Start RECORDS PROVIDED

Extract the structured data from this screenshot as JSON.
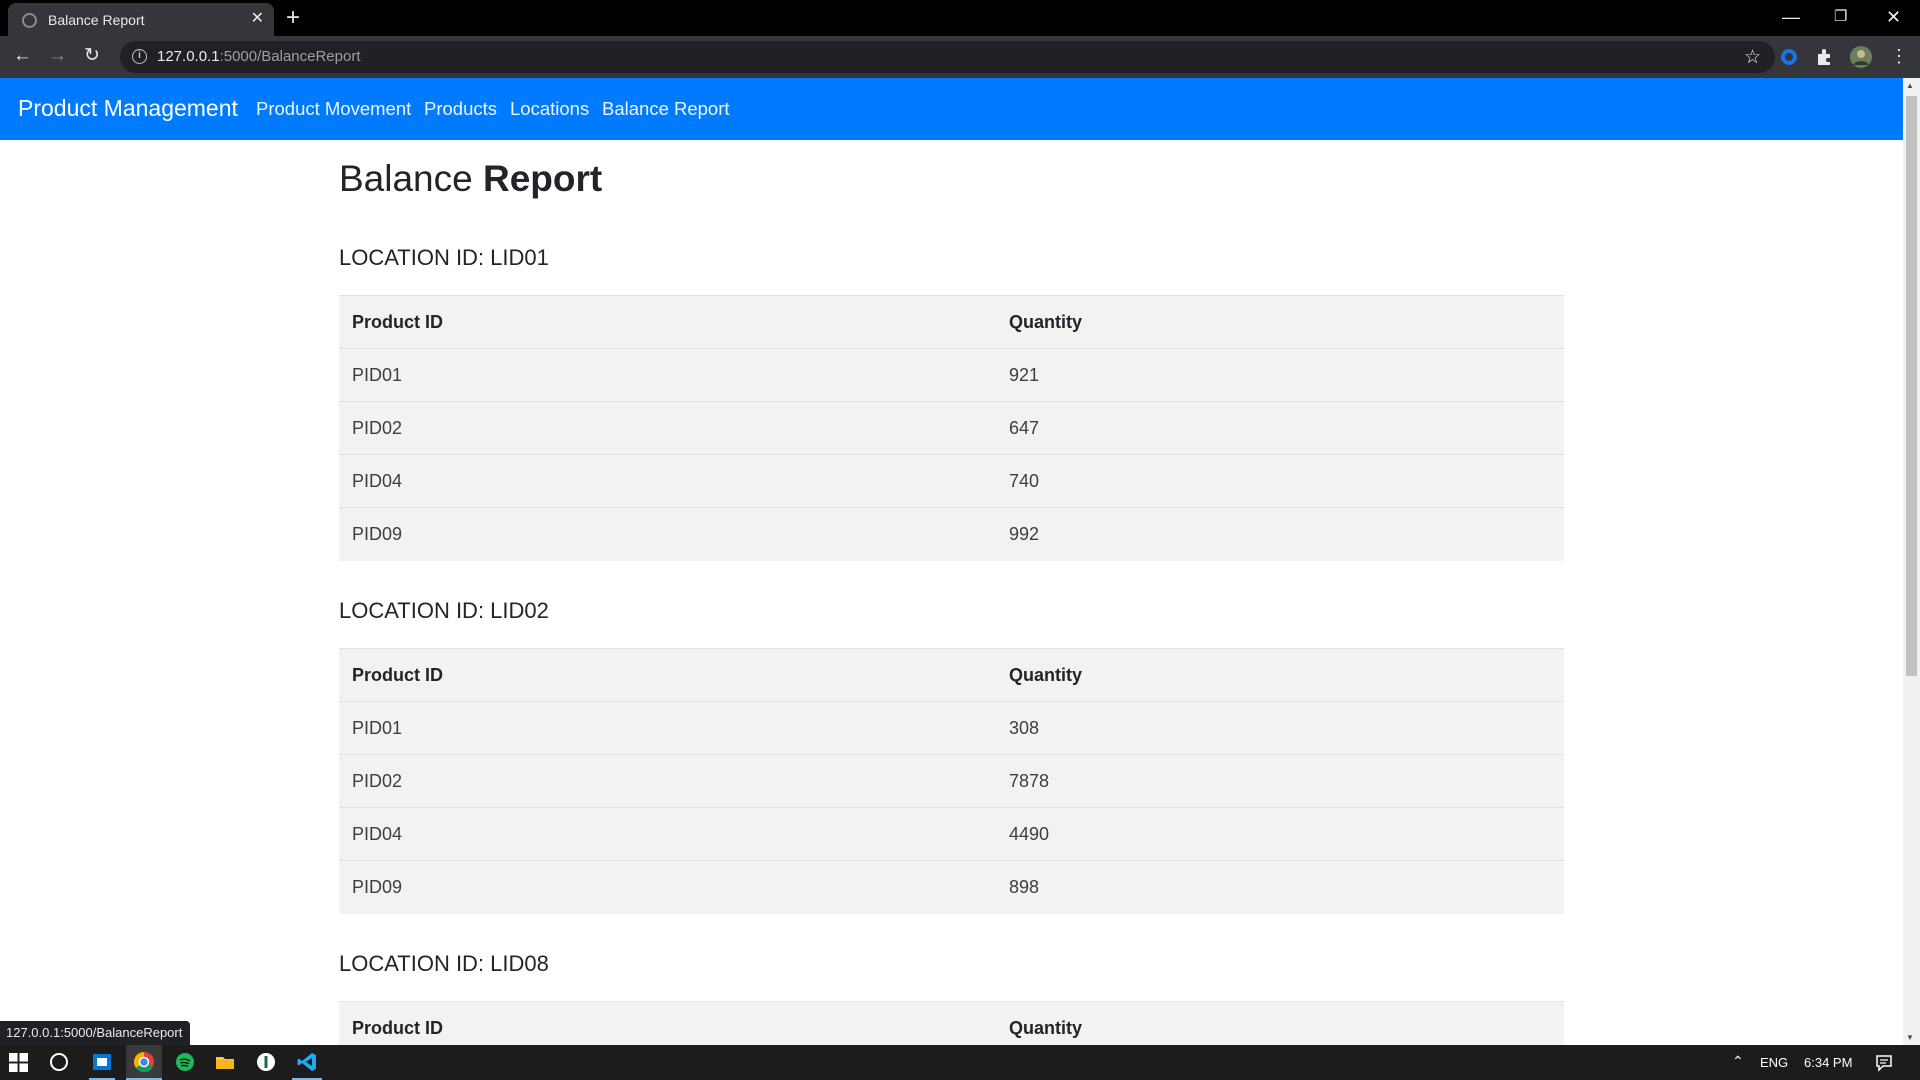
{
  "browser": {
    "tab_title": "Balance Report",
    "new_tab_icon": "+",
    "url_host": "127.0.0.1",
    "url_rest": ":5000/BalanceReport",
    "status_url": "127.0.0.1:5000/BalanceReport"
  },
  "navbar": {
    "brand": "Product Management",
    "links": [
      "Product Movement",
      "Products",
      "Locations",
      "Balance Report"
    ],
    "color": "#007bff"
  },
  "page": {
    "title_light": "Balance",
    "title_bold": "Report",
    "sections": [
      {
        "heading": "LOCATION ID: LID01",
        "headers": [
          "Product ID",
          "Quantity"
        ],
        "rows": [
          [
            "PID01",
            "921"
          ],
          [
            "PID02",
            "647"
          ],
          [
            "PID04",
            "740"
          ],
          [
            "PID09",
            "992"
          ]
        ]
      },
      {
        "heading": "LOCATION ID: LID02",
        "headers": [
          "Product ID",
          "Quantity"
        ],
        "rows": [
          [
            "PID01",
            "308"
          ],
          [
            "PID02",
            "7878"
          ],
          [
            "PID04",
            "4490"
          ],
          [
            "PID09",
            "898"
          ]
        ]
      },
      {
        "heading": "LOCATION ID: LID08",
        "headers": [
          "Product ID",
          "Quantity"
        ],
        "rows": []
      }
    ]
  },
  "taskbar": {
    "language": "ENG",
    "time": "6:34 PM"
  }
}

End RECORDS PROVIDED

Omit every picture, then reproduce the rest of the listing exactly.

-- ANSWER TO THE EXERCISE --
Extract the structured data from this screenshot as JSON.
{
  "browser": {
    "tab_title": "Balance Report",
    "new_tab_icon": "+",
    "url_host": "127.0.0.1",
    "url_rest": ":5000/BalanceReport",
    "status_url": "127.0.0.1:5000/BalanceReport"
  },
  "navbar": {
    "brand": "Product Management",
    "links": [
      "Product Movement",
      "Products",
      "Locations",
      "Balance Report"
    ],
    "color": "#007bff"
  },
  "page": {
    "title_light": "Balance",
    "title_bold": "Report",
    "sections": [
      {
        "heading": "LOCATION ID: LID01",
        "headers": [
          "Product ID",
          "Quantity"
        ],
        "rows": [
          [
            "PID01",
            "921"
          ],
          [
            "PID02",
            "647"
          ],
          [
            "PID04",
            "740"
          ],
          [
            "PID09",
            "992"
          ]
        ]
      },
      {
        "heading": "LOCATION ID: LID02",
        "headers": [
          "Product ID",
          "Quantity"
        ],
        "rows": [
          [
            "PID01",
            "308"
          ],
          [
            "PID02",
            "7878"
          ],
          [
            "PID04",
            "4490"
          ],
          [
            "PID09",
            "898"
          ]
        ]
      },
      {
        "heading": "LOCATION ID: LID08",
        "headers": [
          "Product ID",
          "Quantity"
        ],
        "rows": []
      }
    ]
  },
  "taskbar": {
    "language": "ENG",
    "time": "6:34 PM"
  }
}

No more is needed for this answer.